EXERCISE INSTRUCTIONS: Identify the lines that contain the string "sectors", then copy each of them.

ENTRIES PROVIDED:
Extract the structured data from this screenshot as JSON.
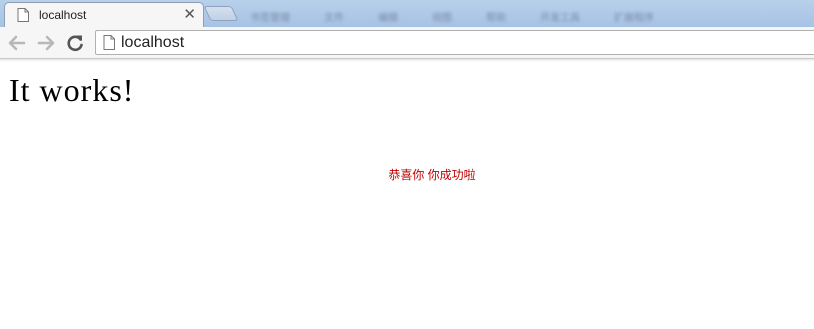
{
  "tab": {
    "title": "localhost",
    "close_glyph": "✕"
  },
  "tabstrip_background": [
    "书签管理",
    "文件",
    "编辑",
    "视图",
    "帮助",
    "开发工具",
    "扩展程序"
  ],
  "address_bar": {
    "url": "localhost"
  },
  "page": {
    "heading": "It works!",
    "message": "恭喜你 你成功啦",
    "message_color": "#c00000"
  },
  "icons": {
    "back": "arrow-left-icon",
    "forward": "arrow-right-icon",
    "reload": "reload-icon",
    "page": "page-icon"
  }
}
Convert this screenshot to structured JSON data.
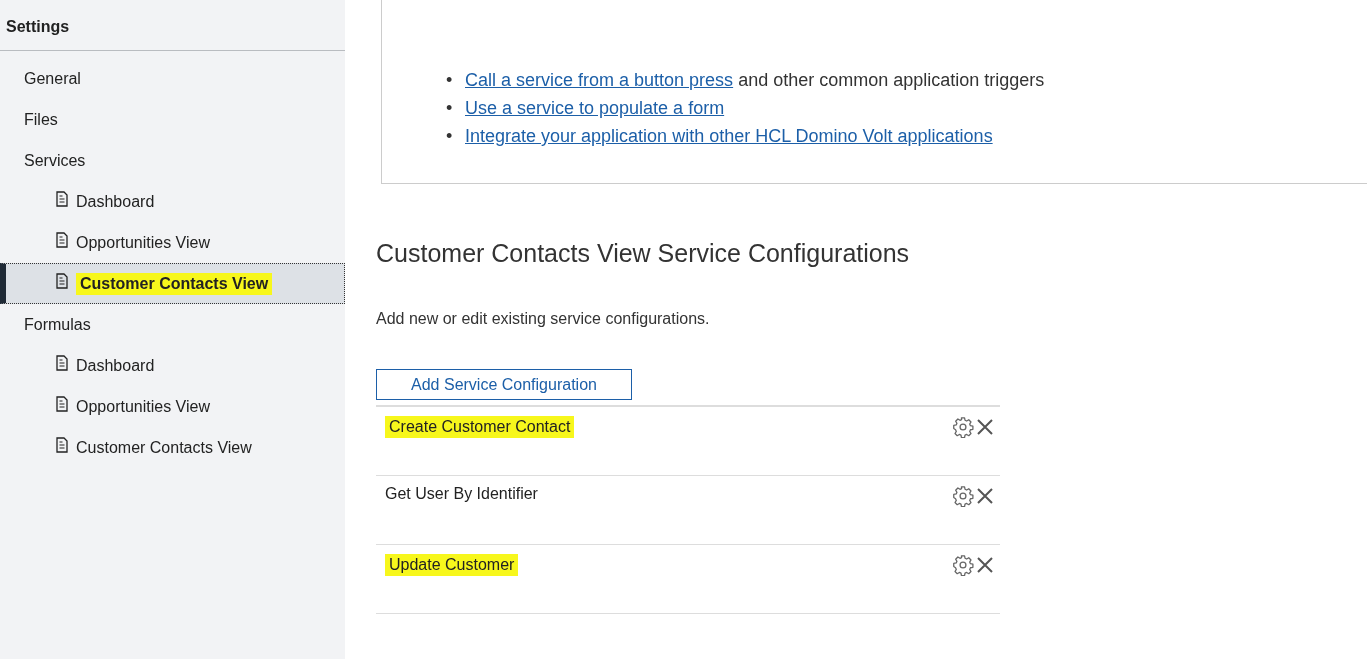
{
  "sidebar": {
    "title": "Settings",
    "items": [
      {
        "label": "General",
        "selected": false,
        "highlighted": false
      },
      {
        "label": "Files",
        "selected": false,
        "highlighted": false
      },
      {
        "label": "Services",
        "selected": false,
        "highlighted": false,
        "children": [
          {
            "label": "Dashboard",
            "selected": false,
            "highlighted": false
          },
          {
            "label": "Opportunities View",
            "selected": false,
            "highlighted": false
          },
          {
            "label": "Customer Contacts View",
            "selected": true,
            "highlighted": true
          }
        ]
      },
      {
        "label": "Formulas",
        "selected": false,
        "highlighted": false,
        "children": [
          {
            "label": "Dashboard",
            "selected": false,
            "highlighted": false
          },
          {
            "label": "Opportunities View",
            "selected": false,
            "highlighted": false
          },
          {
            "label": "Customer Contacts View",
            "selected": false,
            "highlighted": false
          }
        ]
      }
    ]
  },
  "info_card": {
    "bullets": [
      {
        "marker": "•",
        "link": "Call a service from a button press",
        "text": "and other common application triggers"
      },
      {
        "marker": "•",
        "link": "Use a service to populate a form"
      },
      {
        "marker": "•",
        "link": "Integrate your application with other HCL Domino Volt applications"
      }
    ]
  },
  "heading": "Customer Contacts View Service Configurations",
  "description": "Add new or edit existing service configurations.",
  "add_button": "Add Service Configuration",
  "configurations": [
    {
      "name": "Create Customer Contact",
      "highlighted": true
    },
    {
      "name": "Get User By Identifier",
      "highlighted": false
    },
    {
      "name": "Update Customer",
      "highlighted": true
    }
  ]
}
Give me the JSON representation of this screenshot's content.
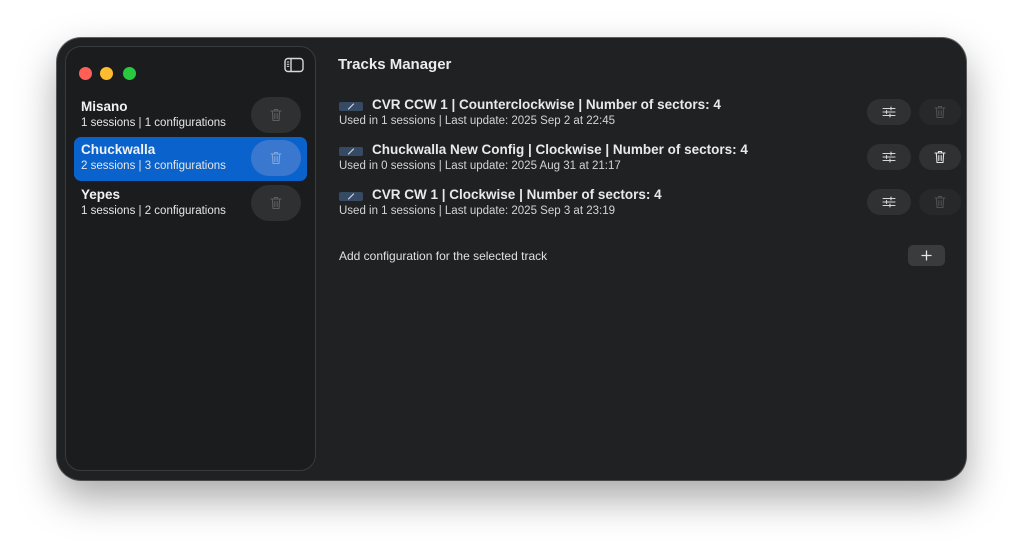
{
  "window": {
    "title": "Tracks Manager"
  },
  "sidebar": {
    "tracks": [
      {
        "name": "Misano",
        "meta": "1 sessions | 1 configurations",
        "selected": false
      },
      {
        "name": "Chuckwalla",
        "meta": "2 sessions | 3 configurations",
        "selected": true
      },
      {
        "name": "Yepes",
        "meta": "1 sessions | 2 configurations",
        "selected": false
      }
    ]
  },
  "main": {
    "configurations": [
      {
        "title": "CVR CCW 1 | Counterclockwise | Number of sectors: 4",
        "meta": "Used in 1 sessions | Last update: 2025 Sep 2 at 22:45",
        "delete_enabled": false
      },
      {
        "title": "Chuckwalla New Config | Clockwise | Number of sectors: 4",
        "meta": "Used in 0 sessions | Last update: 2025 Aug 31 at 21:17",
        "delete_enabled": true
      },
      {
        "title": "CVR CW 1 | Clockwise | Number of sectors: 4",
        "meta": "Used in 1 sessions | Last update: 2025 Sep 3 at 23:19",
        "delete_enabled": false
      }
    ],
    "add_label": "Add configuration for the selected track"
  },
  "colors": {
    "accent": "#0a62cc",
    "window_bg": "#1f2122",
    "sidebar_bg": "#1b1c1d",
    "traffic_red": "#fe5f57",
    "traffic_yellow": "#febc2e",
    "traffic_green": "#28c840"
  },
  "icons": {
    "sidebar_toggle": "sidebar-left-icon",
    "delete": "trash-icon",
    "settings": "sliders-icon",
    "edit": "pencil-icon",
    "add": "plus-icon"
  }
}
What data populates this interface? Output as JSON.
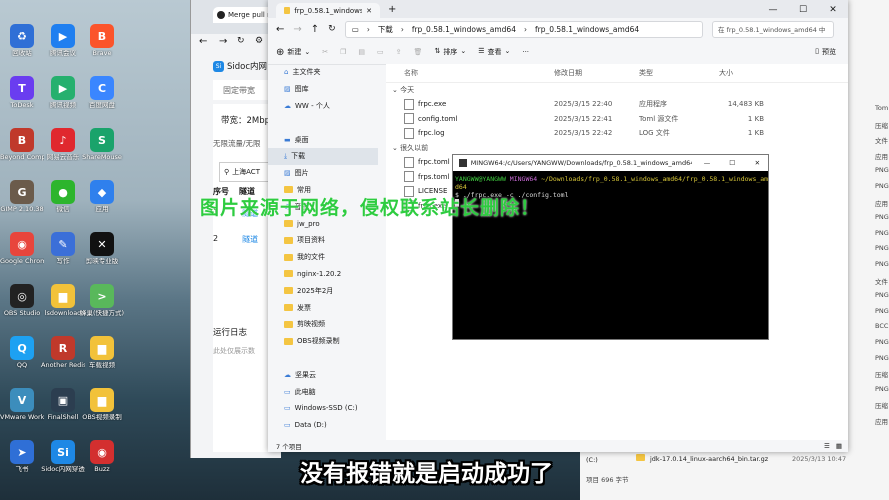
{
  "desktop_icons": [
    {
      "label": "回收站",
      "color": "#2f6fd6",
      "glyph": "♻"
    },
    {
      "label": "腾讯会议",
      "color": "#1f7ff0",
      "glyph": "▶"
    },
    {
      "label": "Brave",
      "color": "#fb542b",
      "glyph": "B"
    },
    {
      "label": "ToDesk",
      "color": "#6a3df0",
      "glyph": "T"
    },
    {
      "label": "腾讯视频",
      "color": "#26b06e",
      "glyph": "▶"
    },
    {
      "label": "百度网盘",
      "color": "#3a86ff",
      "glyph": "C"
    },
    {
      "label": "Beyond Compare 5",
      "color": "#c0392b",
      "glyph": "B"
    },
    {
      "label": "网易云音乐",
      "color": "#e0282e",
      "glyph": "♪"
    },
    {
      "label": "ShareMouse",
      "color": "#1aa36b",
      "glyph": "S"
    },
    {
      "label": "GIMP 2.10.38",
      "color": "#6b5b4b",
      "glyph": "G"
    },
    {
      "label": "微信",
      "color": "#2db52d",
      "glyph": "●"
    },
    {
      "label": "应用",
      "color": "#2f80ed",
      "glyph": "◆"
    },
    {
      "label": "Google Chrome",
      "color": "#e8453c",
      "glyph": "◉"
    },
    {
      "label": "写作",
      "color": "#3b6fd8",
      "glyph": "✎"
    },
    {
      "label": "剪映专业版",
      "color": "#111111",
      "glyph": "✕"
    },
    {
      "label": "OBS Studio",
      "color": "#222222",
      "glyph": "◎"
    },
    {
      "label": "lsdownload",
      "color": "#f2c23a",
      "glyph": "▆"
    },
    {
      "label": "蜂巢(快捷方式)",
      "color": "#59b85b",
      "glyph": ">"
    },
    {
      "label": "QQ",
      "color": "#1da1f2",
      "glyph": "Q"
    },
    {
      "label": "Another Redis D...",
      "color": "#c0392b",
      "glyph": "R"
    },
    {
      "label": "车载视频",
      "color": "#f2c23a",
      "glyph": "▆"
    },
    {
      "label": "VMware Workstati...",
      "color": "#3c8dbc",
      "glyph": "V"
    },
    {
      "label": "FinalShell",
      "color": "#2c3e50",
      "glyph": "▣"
    },
    {
      "label": "OBS视频录制",
      "color": "#f2c23a",
      "glyph": "▆"
    },
    {
      "label": "飞书",
      "color": "#2f6fd6",
      "glyph": "➤"
    },
    {
      "label": "Sidoc内网穿透",
      "color": "#1e88e5",
      "glyph": "Si"
    },
    {
      "label": "Buzz",
      "color": "#d32f2f",
      "glyph": "◉"
    }
  ],
  "browser": {
    "tab_title": "Merge pull re",
    "panel_title": "Sidoc内网",
    "menu_item": "固定带宽",
    "bandwidth_label": "带宽：2Mbp",
    "limit_note": "无限流量/无限",
    "region": "上海ACT",
    "col_seq": "序号",
    "col_tunnel": "隧道",
    "row1_seq": "1",
    "row1_tunnel": "隧道",
    "row2_seq": "2",
    "row2_tunnel": "隧道",
    "log_title": "运行日志",
    "log_empty": "此处仅展示数"
  },
  "explorer": {
    "tab_title": "frp_0.58.1_windows_amd64",
    "breadcrumb": [
      "下载",
      "frp_0.58.1_windows_amd64",
      "frp_0.58.1_windows_amd64"
    ],
    "search_placeholder": "在 frp_0.58.1_windows_amd64 中",
    "new_label": "新建",
    "sort_label": "排序",
    "view_label": "查看",
    "details_label": "预览",
    "nav": [
      {
        "label": "主文件夹",
        "icon": "home"
      },
      {
        "label": "图库",
        "icon": "gallery"
      },
      {
        "label": "WW - 个人",
        "icon": "cloud"
      },
      {
        "label": "",
        "icon": "blank"
      },
      {
        "label": "桌面",
        "icon": "desktop"
      },
      {
        "label": "下载",
        "icon": "download",
        "selected": true
      },
      {
        "label": "图片",
        "icon": "picture"
      },
      {
        "label": "常用",
        "icon": "folder"
      },
      {
        "label": "音乐",
        "icon": "music"
      },
      {
        "label": "jw_pro",
        "icon": "folder"
      },
      {
        "label": "项目资料",
        "icon": "folder"
      },
      {
        "label": "我的文件",
        "icon": "folder"
      },
      {
        "label": "nginx-1.20.2",
        "icon": "folder"
      },
      {
        "label": "2025年2月",
        "icon": "folder"
      },
      {
        "label": "发票",
        "icon": "folder"
      },
      {
        "label": "剪映视频",
        "icon": "folder"
      },
      {
        "label": "OBS视频录制",
        "icon": "folder"
      },
      {
        "label": "",
        "icon": "blank"
      },
      {
        "label": "坚果云",
        "icon": "cloud"
      },
      {
        "label": "此电脑",
        "icon": "pc"
      },
      {
        "label": "Windows-SSD (C:)",
        "icon": "drive"
      },
      {
        "label": "Data (D:)",
        "icon": "drive"
      }
    ],
    "columns": [
      "名称",
      "修改日期",
      "类型",
      "大小"
    ],
    "group_today": "今天",
    "group_earlier": "很久以前",
    "files_today": [
      {
        "name": "frpc.exe",
        "date": "2025/3/15 22:40",
        "type": "应用程序",
        "size": "14,483 KB"
      },
      {
        "name": "config.toml",
        "date": "2025/3/15 22:41",
        "type": "Toml 源文件",
        "size": "1 KB"
      },
      {
        "name": "frpc.log",
        "date": "2025/3/15 22:42",
        "type": "LOG 文件",
        "size": "1 KB"
      }
    ],
    "files_earlier": [
      {
        "name": "frpc.toml"
      },
      {
        "name": "frps.toml"
      },
      {
        "name": "LICENSE"
      },
      {
        "name": "frps.exe"
      }
    ],
    "status": "7 个项目"
  },
  "terminal": {
    "title": "MINGW64:/c/Users/YANGWW/Downloads/frp_0.58.1_windows_amd64/frp_0.58...",
    "prompt_user": "YANGWW@YANGWW",
    "prompt_env": "MINGW64",
    "prompt_path": "~/Downloads/frp_0.58.1_windows_amd64/frp_0.58.1_windows_am",
    "prompt_path_wrap": "d64",
    "command": "$ ./frpc.exe -c ./config.toml"
  },
  "right_panel": {
    "items": [
      "Tom",
      "压缩",
      "文件",
      "应用",
      "PNG",
      "PNG",
      "应用",
      "PNG",
      "PNG",
      "PNG",
      "PNG",
      "文件",
      "PNG",
      "PNG",
      "BCC",
      "PNG",
      "PNG",
      "压缩",
      "PNG",
      "压缩",
      "应用"
    ]
  },
  "background_window": {
    "row_name": "jdk-17.0.14_linux-aarch64_bin.tar.gz",
    "row_date": "2025/3/13 10:47",
    "drive_label": "(C:)",
    "status": "项目 696 字节"
  },
  "watermark": "图片来源于网络，侵权联系站长删除！",
  "subtitle": "没有报错就是启动成功了"
}
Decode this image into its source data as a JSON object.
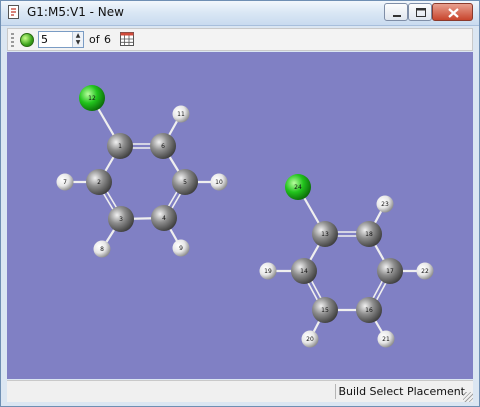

REPLY TO THE EXERCISE:
        "title": "CVR CCW 1 | Counterclockwise | Number of sectors: 4",
        "title": "Chuckwalla New Config | Clockwise | Number of sectors: 4",
        "title": "CVR CW 1 | Clockwise | Number of sectors: 4",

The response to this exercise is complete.